◆ **WRITTEN TASK**: Of all the lines in the records below, how many hold the word "handle"? Give the number alone.
▬▬▬
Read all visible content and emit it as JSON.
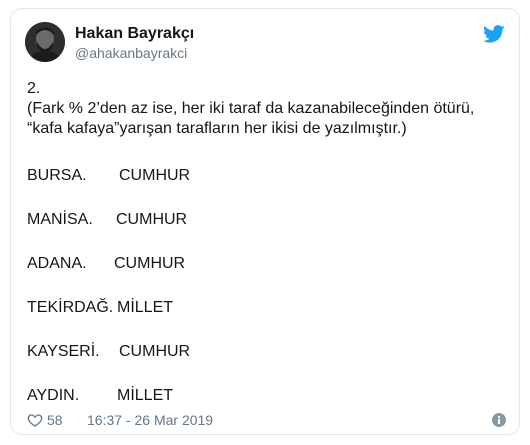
{
  "user": {
    "display_name": "Hakan Bayrakçı",
    "handle": "@ahakanbayrakci"
  },
  "tweet": {
    "lines": [
      "2.",
      "(Fark % 2’den az ise, her iki taraf da kazanabileceğinden ötürü,",
      "“kafa kafaya”yarışan tarafların her ikisi de yazılmıştır.)"
    ],
    "results": [
      {
        "city": "BURSA.",
        "winner": "CUMHUR"
      },
      {
        "city": "MANİSA.",
        "winner": "CUMHUR"
      },
      {
        "city": "ADANA.",
        "winner": "CUMHUR"
      },
      {
        "city": "TEKİRDAĞ.",
        "winner": "MİLLET"
      },
      {
        "city": "KAYSERİ.",
        "winner": "CUMHUR"
      },
      {
        "city": "AYDIN.",
        "winner": "MİLLET"
      }
    ]
  },
  "footer": {
    "likes": "58",
    "timestamp": "16:37 - 26 Mar 2019"
  },
  "icons": {
    "brand": "twitter-bird-icon",
    "like": "heart-icon",
    "info": "info-icon"
  },
  "colors": {
    "twitter_blue": "#1da1f2",
    "text": "#14171a",
    "secondary_text": "#657786",
    "border": "#e1e8ed"
  }
}
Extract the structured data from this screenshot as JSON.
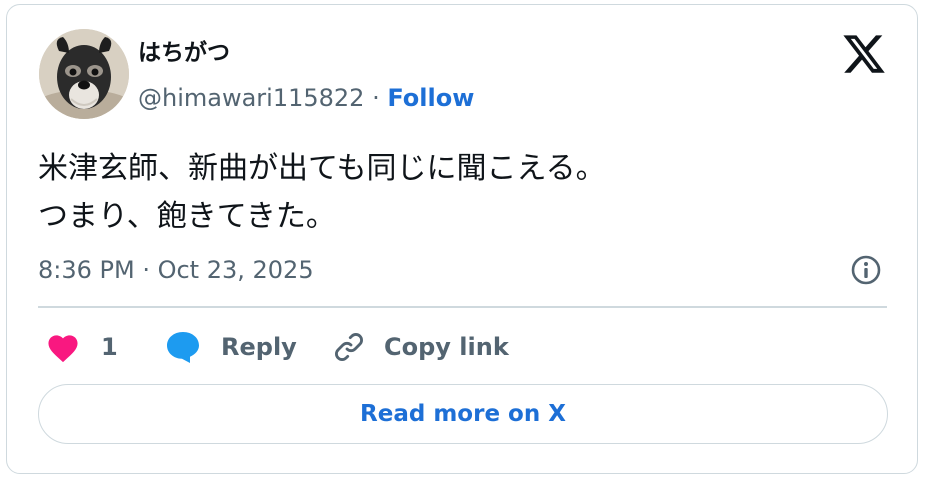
{
  "author": {
    "display_name": "はちがつ",
    "handle": "@himawari115822",
    "separator": "·",
    "follow_label": "Follow",
    "avatar_icon": "schnauzer-dog-avatar"
  },
  "tweet": {
    "lines": [
      "米津玄師、新曲が出ても同じに聞こえる。",
      "つまり、飽きてきた。"
    ],
    "timestamp": "8:36 PM · Oct 23, 2025"
  },
  "actions": {
    "like_count": "1",
    "reply_label": "Reply",
    "copy_link_label": "Copy link"
  },
  "read_more_label": "Read more on X",
  "icons": {
    "brand": "x-logo-icon",
    "info": "info-icon",
    "like": "heart-icon",
    "reply": "reply-bubble-icon",
    "copy": "link-icon"
  },
  "colors": {
    "link_blue": "#1d6fd6",
    "like_pink": "#f91880",
    "reply_blue": "#1d9bf0",
    "muted_gray": "#536471",
    "border": "#cfd9de"
  }
}
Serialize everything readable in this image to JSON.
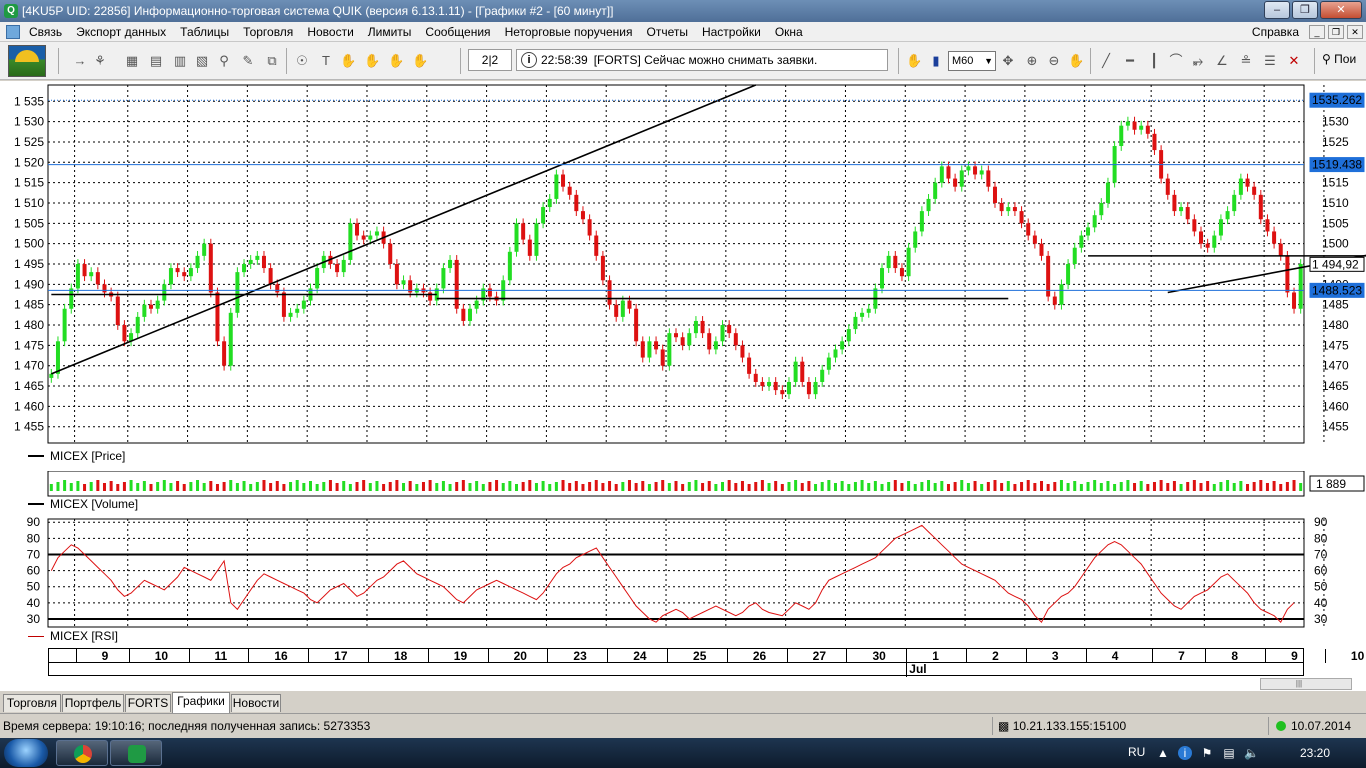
{
  "window": {
    "title": "[4KU5P UID: 22856] Информационно-торговая система QUIK (версия 6.13.1.11) - [Графики #2 - [60 минут]]",
    "app_icon": "Q"
  },
  "menu": {
    "items": [
      "Связь",
      "Экспорт данных",
      "Таблицы",
      "Торговля",
      "Новости",
      "Лимиты",
      "Сообщения",
      "Неторговые поручения",
      "Отчеты",
      "Настройки",
      "Окна"
    ],
    "help": "Справка"
  },
  "toolbar": {
    "page_indicator": "2|2",
    "message_time": "22:58:39",
    "message_text": "[FORTS] Сейчас можно снимать заявки.",
    "timeframe": "M60",
    "search_label": "Пои"
  },
  "chart_data": [
    {
      "type": "candlestick",
      "title": "MICEX [Price]",
      "ylim": [
        1451,
        1539
      ],
      "y_ticks": [
        "1 455",
        "1 460",
        "1 465",
        "1 470",
        "1 475",
        "1 480",
        "1 485",
        "1 490",
        "1 495",
        "1 500",
        "1 505",
        "1 510",
        "1 515",
        "1 520",
        "1 525",
        "1 530",
        "1 535"
      ],
      "y_right_ticks": [
        "1455",
        "1460",
        "1465",
        "1470",
        "1475",
        "1480",
        "1485",
        "1490",
        "1495",
        "1500",
        "1505",
        "1510",
        "1515",
        "1520",
        "1525",
        "1530"
      ],
      "price_labels": [
        {
          "value": "1535.262",
          "price": 1535.262,
          "color": "#1e6fd9",
          "style": "dotted"
        },
        {
          "value": "1519.438",
          "price": 1519.438,
          "color": "#1e6fd9",
          "style": "solid"
        },
        {
          "value": "1 494,92",
          "price": 1494.92,
          "color": "#ffffff",
          "style": "none"
        },
        {
          "value": "1488.523",
          "price": 1488.523,
          "color": "#1e6fd9",
          "style": "solid"
        }
      ],
      "closes": [
        1468,
        1476,
        1484,
        1489,
        1495,
        1492,
        1493,
        1490,
        1488,
        1487,
        1480,
        1476,
        1478,
        1482,
        1485,
        1484,
        1486,
        1490,
        1494,
        1493,
        1492,
        1494,
        1497,
        1500,
        1488,
        1476,
        1470,
        1483,
        1493,
        1495,
        1496,
        1497,
        1494,
        1490,
        1488,
        1482,
        1483,
        1484,
        1486,
        1489,
        1494,
        1497,
        1495,
        1493,
        1496,
        1505,
        1502,
        1501,
        1502,
        1503,
        1500,
        1495,
        1490,
        1491,
        1488,
        1489,
        1488,
        1486,
        1489,
        1494,
        1496,
        1484,
        1481,
        1484,
        1486,
        1489,
        1487,
        1486,
        1491,
        1498,
        1505,
        1501,
        1497,
        1505,
        1509,
        1511,
        1517,
        1514,
        1512,
        1508,
        1506,
        1502,
        1497,
        1491,
        1485,
        1482,
        1486,
        1484,
        1476,
        1472,
        1476,
        1474,
        1470,
        1478,
        1477,
        1475,
        1478,
        1481,
        1478,
        1474,
        1476,
        1480,
        1478,
        1475,
        1472,
        1468,
        1466,
        1465,
        1466,
        1464,
        1463,
        1466,
        1471,
        1466,
        1463,
        1466,
        1469,
        1472,
        1474,
        1476,
        1479,
        1482,
        1483,
        1484,
        1489,
        1494,
        1497,
        1494,
        1492,
        1499,
        1503,
        1508,
        1511,
        1515,
        1519,
        1516,
        1514,
        1518,
        1519,
        1517,
        1518,
        1514,
        1510,
        1508,
        1509,
        1508,
        1505,
        1502,
        1500,
        1497,
        1487,
        1485,
        1490,
        1495,
        1499,
        1502,
        1504,
        1507,
        1510,
        1515,
        1524,
        1529,
        1530,
        1528,
        1529,
        1527,
        1523,
        1516,
        1512,
        1508,
        1509,
        1506,
        1503,
        1500,
        1499,
        1502,
        1506,
        1508,
        1512,
        1516,
        1514,
        1512,
        1506,
        1503,
        1500,
        1497,
        1488,
        1484,
        1495
      ],
      "trendlines": [
        {
          "from": [
            0,
            1468
          ],
          "to": [
            106,
            1539
          ],
          "color": "#000"
        },
        {
          "from": [
            0,
            1487.5
          ],
          "to": [
            58,
            1487.5
          ],
          "color": "#000"
        },
        {
          "from": [
            58,
            1486.5
          ],
          "to": [
            144,
            1486.5
          ],
          "color": "#000"
        },
        {
          "from": [
            156,
            1497
          ],
          "to": [
            216,
            1497
          ],
          "color": "#000"
        },
        {
          "from": [
            168,
            1488
          ],
          "to": [
            204,
            1499
          ],
          "color": "#000"
        }
      ]
    },
    {
      "type": "bar",
      "title": "MICEX [Volume]",
      "last_value": "1 889"
    },
    {
      "type": "line",
      "title": "MICEX [RSI]",
      "ylim": [
        25,
        92
      ],
      "y_ticks": [
        "30",
        "40",
        "50",
        "60",
        "70",
        "80",
        "90"
      ],
      "levels": [
        30,
        70
      ],
      "values": [
        60,
        68,
        72,
        76,
        74,
        70,
        66,
        62,
        58,
        54,
        48,
        44,
        46,
        50,
        54,
        52,
        50,
        48,
        52,
        56,
        62,
        60,
        58,
        56,
        54,
        60,
        66,
        40,
        36,
        42,
        48,
        54,
        58,
        56,
        54,
        52,
        50,
        48,
        46,
        42,
        40,
        44,
        48,
        50,
        52,
        48,
        44,
        46,
        50,
        54,
        56,
        60,
        64,
        66,
        62,
        58,
        56,
        54,
        52,
        50,
        46,
        42,
        40,
        44,
        48,
        50,
        52,
        54,
        52,
        50,
        48,
        46,
        44,
        42,
        46,
        52,
        58,
        62,
        64,
        68,
        70,
        72,
        74,
        68,
        62,
        56,
        50,
        44,
        38,
        34,
        30,
        28,
        32,
        34,
        36,
        34,
        30,
        32,
        34,
        36,
        38,
        36,
        34,
        32,
        34,
        38,
        40,
        36,
        34,
        33,
        32,
        36,
        40,
        38,
        36,
        40,
        48,
        54,
        56,
        58,
        60,
        62,
        64,
        66,
        68,
        72,
        76,
        80,
        82,
        84,
        86,
        88,
        84,
        80,
        76,
        72,
        68,
        64,
        62,
        60,
        58,
        56,
        54,
        50,
        46,
        44,
        42,
        38,
        32,
        28,
        36,
        40,
        44,
        46,
        50,
        56,
        62,
        68,
        72,
        76,
        78,
        76,
        72,
        68,
        64,
        58,
        52,
        46,
        42,
        38,
        36,
        40,
        44,
        46,
        48,
        52,
        56,
        58,
        54,
        50,
        46,
        40,
        36,
        34,
        32,
        28,
        36,
        40
      ]
    }
  ],
  "date_axis": {
    "labels": [
      "9",
      "10",
      "11",
      "16",
      "17",
      "18",
      "19",
      "20",
      "23",
      "24",
      "25",
      "26",
      "27",
      "30",
      "1",
      "2",
      "3",
      "4",
      "7",
      "8",
      "9",
      "10"
    ],
    "month_label": "Jul"
  },
  "tabs": [
    "Торговля",
    "Портфель",
    "FORTS",
    "Графики",
    "Новости"
  ],
  "active_tab": "Графики",
  "status": {
    "left": "Время сервера: 19:10:16; последняя полученная запись: 5273353",
    "connection": "10.21.133.155:15100",
    "date": "10.07.2014"
  },
  "taskbar": {
    "lang": "RU",
    "clock": "23:20"
  }
}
▬▬▬
◆ **TASK RESULT**: 2